▸ **Given exercise**: Reproduce each line of the rows below verbatim, keeping every character unchanged.

[Element location data]

#####

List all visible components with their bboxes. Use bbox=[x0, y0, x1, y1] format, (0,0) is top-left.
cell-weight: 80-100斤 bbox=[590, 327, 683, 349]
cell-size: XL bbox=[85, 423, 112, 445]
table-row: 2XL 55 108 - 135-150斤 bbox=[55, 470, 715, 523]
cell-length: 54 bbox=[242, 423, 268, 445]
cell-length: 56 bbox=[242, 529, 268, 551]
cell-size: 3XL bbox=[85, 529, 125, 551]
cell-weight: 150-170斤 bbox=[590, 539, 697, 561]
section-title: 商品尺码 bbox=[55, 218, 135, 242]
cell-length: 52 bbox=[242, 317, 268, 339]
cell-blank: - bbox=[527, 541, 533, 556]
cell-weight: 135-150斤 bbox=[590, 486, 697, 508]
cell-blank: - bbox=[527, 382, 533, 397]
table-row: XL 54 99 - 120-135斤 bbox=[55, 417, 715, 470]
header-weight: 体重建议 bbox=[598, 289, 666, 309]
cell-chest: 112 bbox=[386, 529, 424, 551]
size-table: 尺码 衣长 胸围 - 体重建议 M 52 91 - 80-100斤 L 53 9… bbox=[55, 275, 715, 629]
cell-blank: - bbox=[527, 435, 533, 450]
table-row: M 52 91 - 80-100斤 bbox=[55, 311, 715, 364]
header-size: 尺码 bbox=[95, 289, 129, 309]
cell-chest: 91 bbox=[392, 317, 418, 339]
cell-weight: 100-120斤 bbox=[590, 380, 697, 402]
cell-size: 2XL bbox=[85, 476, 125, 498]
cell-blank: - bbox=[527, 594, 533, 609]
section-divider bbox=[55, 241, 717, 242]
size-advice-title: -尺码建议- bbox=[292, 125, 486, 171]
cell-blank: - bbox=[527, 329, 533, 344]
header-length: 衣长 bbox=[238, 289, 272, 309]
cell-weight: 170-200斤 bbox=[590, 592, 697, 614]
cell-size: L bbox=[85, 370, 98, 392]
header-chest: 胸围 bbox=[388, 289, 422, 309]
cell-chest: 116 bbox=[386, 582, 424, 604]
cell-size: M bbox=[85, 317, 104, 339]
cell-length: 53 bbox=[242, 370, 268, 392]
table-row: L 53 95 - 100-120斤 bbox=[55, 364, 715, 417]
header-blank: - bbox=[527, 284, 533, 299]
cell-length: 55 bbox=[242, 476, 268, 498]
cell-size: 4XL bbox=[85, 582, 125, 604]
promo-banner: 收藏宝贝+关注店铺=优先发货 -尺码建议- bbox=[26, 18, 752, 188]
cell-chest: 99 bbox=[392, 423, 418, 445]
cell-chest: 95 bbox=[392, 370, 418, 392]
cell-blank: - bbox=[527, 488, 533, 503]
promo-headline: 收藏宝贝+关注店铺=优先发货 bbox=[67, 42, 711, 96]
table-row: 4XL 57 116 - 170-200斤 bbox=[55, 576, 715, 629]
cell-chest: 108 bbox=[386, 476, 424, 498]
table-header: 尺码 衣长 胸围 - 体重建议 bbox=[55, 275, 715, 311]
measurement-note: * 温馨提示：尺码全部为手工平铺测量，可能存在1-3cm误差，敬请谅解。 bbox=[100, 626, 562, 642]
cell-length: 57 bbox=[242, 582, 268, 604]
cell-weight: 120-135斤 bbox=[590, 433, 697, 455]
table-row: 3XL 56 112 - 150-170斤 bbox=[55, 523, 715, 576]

#####

▸ **Task solution**:
List all visible components with their bboxes. Use bbox=[x0, y0, x1, y1] format, (0,0) is top-left.
cell-weight: 80-100斤 bbox=[590, 327, 683, 349]
cell-size: XL bbox=[85, 423, 112, 445]
table-row: 2XL 55 108 - 135-150斤 bbox=[55, 470, 715, 523]
cell-length: 54 bbox=[242, 423, 268, 445]
cell-length: 56 bbox=[242, 529, 268, 551]
cell-size: 3XL bbox=[85, 529, 125, 551]
cell-weight: 150-170斤 bbox=[590, 539, 697, 561]
section-title: 商品尺码 bbox=[55, 218, 135, 242]
cell-length: 52 bbox=[242, 317, 268, 339]
cell-blank: - bbox=[527, 541, 533, 556]
cell-weight: 135-150斤 bbox=[590, 486, 697, 508]
cell-blank: - bbox=[527, 382, 533, 397]
table-row: XL 54 99 - 120-135斤 bbox=[55, 417, 715, 470]
header-weight: 体重建议 bbox=[598, 289, 666, 309]
cell-chest: 112 bbox=[386, 529, 424, 551]
size-table: 尺码 衣长 胸围 - 体重建议 M 52 91 - 80-100斤 L 53 9… bbox=[55, 275, 715, 629]
cell-blank: - bbox=[527, 435, 533, 450]
table-row: M 52 91 - 80-100斤 bbox=[55, 311, 715, 364]
header-size: 尺码 bbox=[95, 289, 129, 309]
cell-chest: 91 bbox=[392, 317, 418, 339]
cell-weight: 100-120斤 bbox=[590, 380, 697, 402]
cell-size: 2XL bbox=[85, 476, 125, 498]
cell-blank: - bbox=[527, 594, 533, 609]
section-divider bbox=[55, 241, 717, 242]
size-advice-title: -尺码建议- bbox=[292, 125, 486, 171]
cell-blank: - bbox=[527, 329, 533, 344]
header-length: 衣长 bbox=[238, 289, 272, 309]
cell-weight: 170-200斤 bbox=[590, 592, 697, 614]
cell-size: L bbox=[85, 370, 98, 392]
header-chest: 胸围 bbox=[388, 289, 422, 309]
cell-chest: 116 bbox=[386, 582, 424, 604]
cell-size: M bbox=[85, 317, 104, 339]
cell-length: 53 bbox=[242, 370, 268, 392]
table-row: L 53 95 - 100-120斤 bbox=[55, 364, 715, 417]
header-blank: - bbox=[527, 284, 533, 299]
cell-length: 55 bbox=[242, 476, 268, 498]
cell-size: 4XL bbox=[85, 582, 125, 604]
promo-banner: 收藏宝贝+关注店铺=优先发货 -尺码建议- bbox=[26, 18, 752, 188]
cell-chest: 99 bbox=[392, 423, 418, 445]
cell-chest: 95 bbox=[392, 370, 418, 392]
cell-blank: - bbox=[527, 488, 533, 503]
promo-headline: 收藏宝贝+关注店铺=优先发货 bbox=[67, 42, 711, 96]
table-row: 4XL 57 116 - 170-200斤 bbox=[55, 576, 715, 629]
cell-chest: 108 bbox=[386, 476, 424, 498]
table-header: 尺码 衣长 胸围 - 体重建议 bbox=[55, 275, 715, 311]
measurement-note: * 温馨提示：尺码全部为手工平铺测量，可能存在1-3cm误差，敬请谅解。 bbox=[100, 626, 562, 642]
cell-length: 57 bbox=[242, 582, 268, 604]
cell-weight: 120-135斤 bbox=[590, 433, 697, 455]
table-row: 3XL 56 112 - 150-170斤 bbox=[55, 523, 715, 576]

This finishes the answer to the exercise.